**WHAT THE EXERCISE ASKS:** Print the records below word for word, but leave out the pictures.

**DATA PROVIDED:**
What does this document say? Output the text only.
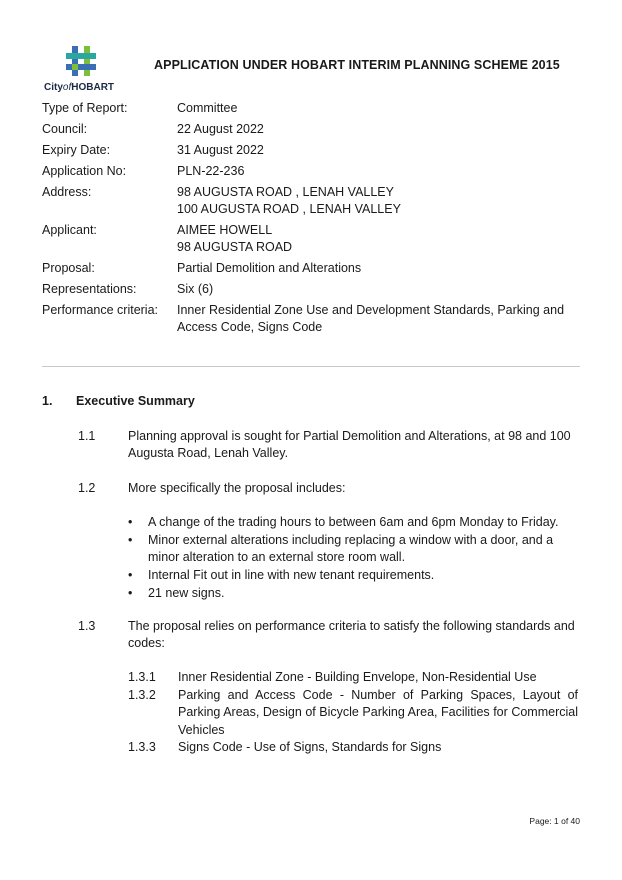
CityofHOBART
APPLICATION UNDER HOBART INTERIM PLANNING SCHEME 2015
Type of Report:	Committee
Council:	22 August 2022
Expiry Date:	31 August 2022
Application No:	PLN-22-236
Address:	98 AUGUSTA ROAD , LENAH VALLEY
100 AUGUSTA ROAD , LENAH VALLEY
Applicant:	AIMEE HOWELL
98 AUGUSTA ROAD
Proposal:	Partial Demolition and Alterations
Representations:	Six (6)
Performance criteria:	Inner Residential Zone Use and Development Standards, Parking and Access Code, Signs Code
1.	Executive Summary
1.1	Planning approval is sought for Partial Demolition and Alterations, at 98 and 100 Augusta Road, Lenah Valley.
1.2	More specifically the proposal includes:
•	A change of the trading hours to between 6am and 6pm Monday to Friday.
•	Minor external alterations including replacing a window with a door, and a minor alteration to an external store room wall.
•	Internal Fit out in line with new tenant requirements.
•	21 new signs.
1.3	The proposal relies on performance criteria to satisfy the following standards and codes:
1.3.1	Inner Residential Zone - Building Envelope, Non-Residential Use
1.3.2	Parking and Access Code - Number of Parking Spaces, Layout of Parking Areas, Design of Bicycle Parking Area, Facilities for Commercial Vehicles
1.3.3	Signs Code - Use of Signs, Standards for Signs
Page: 1 of 40
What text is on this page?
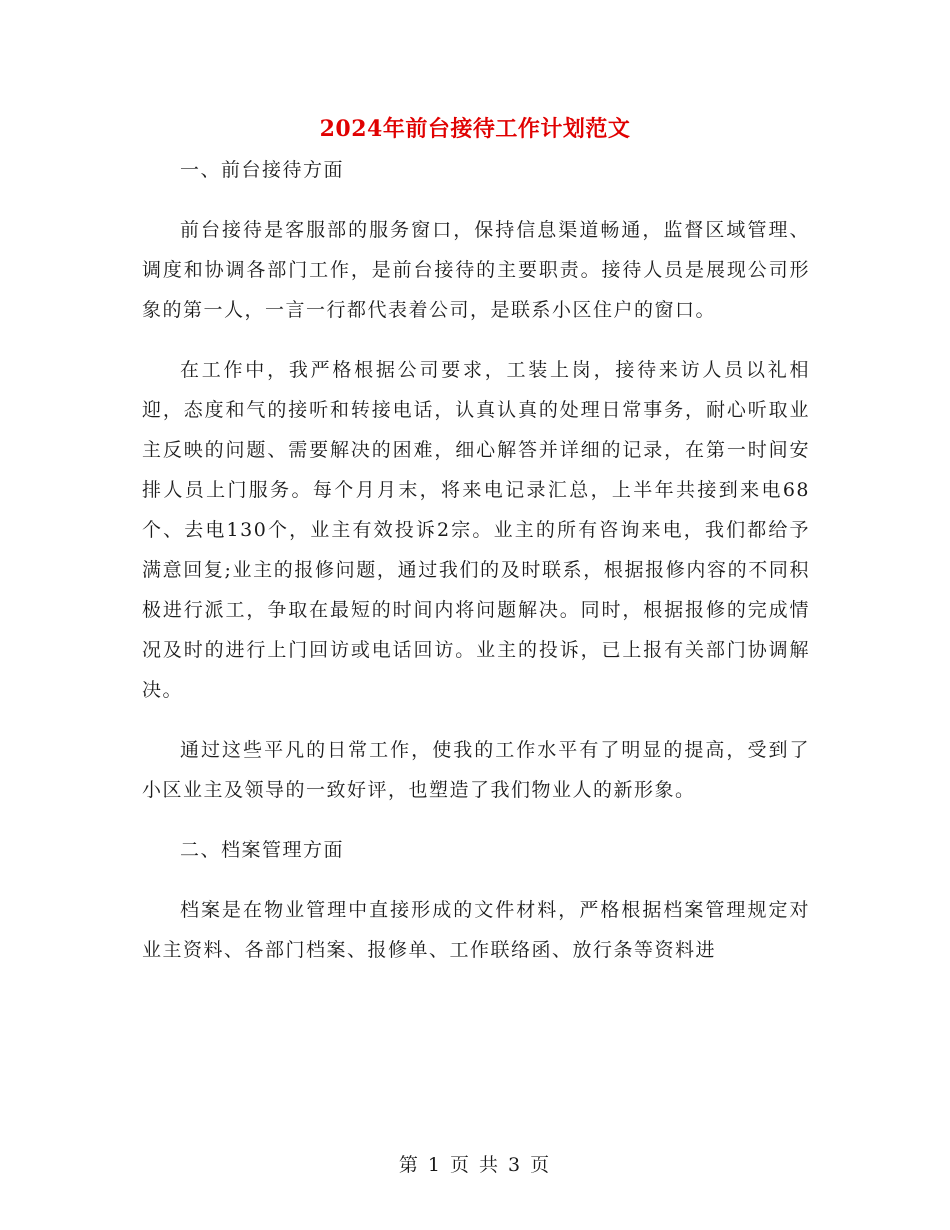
2024年前台接待工作计划范文

一、前台接待方面

前台接待是客服部的服务窗口，保持信息渠道畅通，监督区域管理、调度和协调各部门工作，是前台接待的主要职责。接待人员是展现公司形象的第一人，一言一行都代表着公司，是联系小区住户的窗口。

在工作中，我严格根据公司要求，工装上岗，接待来访人员以礼相迎，态度和气的接听和转接电话，认真认真的处理日常事务，耐心听取业主反映的问题、需要解决的困难，细心解答并详细的记录，在第一时间安排人员上门服务。每个月月末，将来电记录汇总，上半年共接到来电68个、去电130个，业主有效投诉2宗。业主的所有咨询来电，我们都给予满意回复;业主的报修问题，通过我们的及时联系，根据报修内容的不同积极进行派工，争取在最短的时间内将问题解决。同时，根据报修的完成情况及时的进行上门回访或电话回访。业主的投诉，已上报有关部门协调解决。

通过这些平凡的日常工作，使我的工作水平有了明显的提高，受到了小区业主及领导的一致好评，也塑造了我们物业人的新形象。

二、档案管理方面

档案是在物业管理中直接形成的文件材料，严格根据档案管理规定对业主资料、各部门档案、报修单、工作联络函、放行条等资料进

第 1 页 共 3 页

**EXERCISE RESULT:**
What does this document say? Output the text only.
CityofHOBART
APPLICATION UNDER HOBART INTERIM PLANNING SCHEME 2015
Type of Report:	Committee
Council:	22 August 2022
Expiry Date:	31 August 2022
Application No:	PLN-22-236
Address:	98 AUGUSTA ROAD , LENAH VALLEY
100 AUGUSTA ROAD , LENAH VALLEY
Applicant:	AIMEE HOWELL
98 AUGUSTA ROAD
Proposal:	Partial Demolition and Alterations
Representations:	Six (6)
Performance criteria:	Inner Residential Zone Use and Development Standards, Parking and Access Code, Signs Code
1.	Executive Summary
1.1	Planning approval is sought for Partial Demolition and Alterations, at 98 and 100 Augusta Road, Lenah Valley.
1.2	More specifically the proposal includes:
•	A change of the trading hours to between 6am and 6pm Monday to Friday.
•	Minor external alterations including replacing a window with a door, and a minor alteration to an external store room wall.
•	Internal Fit out in line with new tenant requirements.
•	21 new signs.
1.3	The proposal relies on performance criteria to satisfy the following standards and codes:
1.3.1	Inner Residential Zone - Building Envelope, Non-Residential Use
1.3.2	Parking and Access Code - Number of Parking Spaces, Layout of Parking Areas, Design of Bicycle Parking Area, Facilities for Commercial Vehicles
1.3.3	Signs Code - Use of Signs, Standards for Signs
Page: 1 of 40
What text is on this page?
2024年前台接待工作计划范文

一、前台接待方面

前台接待是客服部的服务窗口，保持信息渠道畅通，监督区域管理、调度和协调各部门工作，是前台接待的主要职责。接待人员是展现公司形象的第一人，一言一行都代表着公司，是联系小区住户的窗口。

在工作中，我严格根据公司要求，工装上岗，接待来访人员以礼相迎，态度和气的接听和转接电话，认真认真的处理日常事务，耐心听取业主反映的问题、需要解决的困难，细心解答并详细的记录，在第一时间安排人员上门服务。每个月月末，将来电记录汇总，上半年共接到来电68个、去电130个，业主有效投诉2宗。业主的所有咨询来电，我们都给予满意回复;业主的报修问题，通过我们的及时联系，根据报修内容的不同积极进行派工，争取在最短的时间内将问题解决。同时，根据报修的完成情况及时的进行上门回访或电话回访。业主的投诉，已上报有关部门协调解决。

通过这些平凡的日常工作，使我的工作水平有了明显的提高，受到了小区业主及领导的一致好评，也塑造了我们物业人的新形象。

二、档案管理方面

档案是在物业管理中直接形成的文件材料，严格根据档案管理规定对业主资料、各部门档案、报修单、工作联络函、放行条等资料进

第 1 页 共 3 页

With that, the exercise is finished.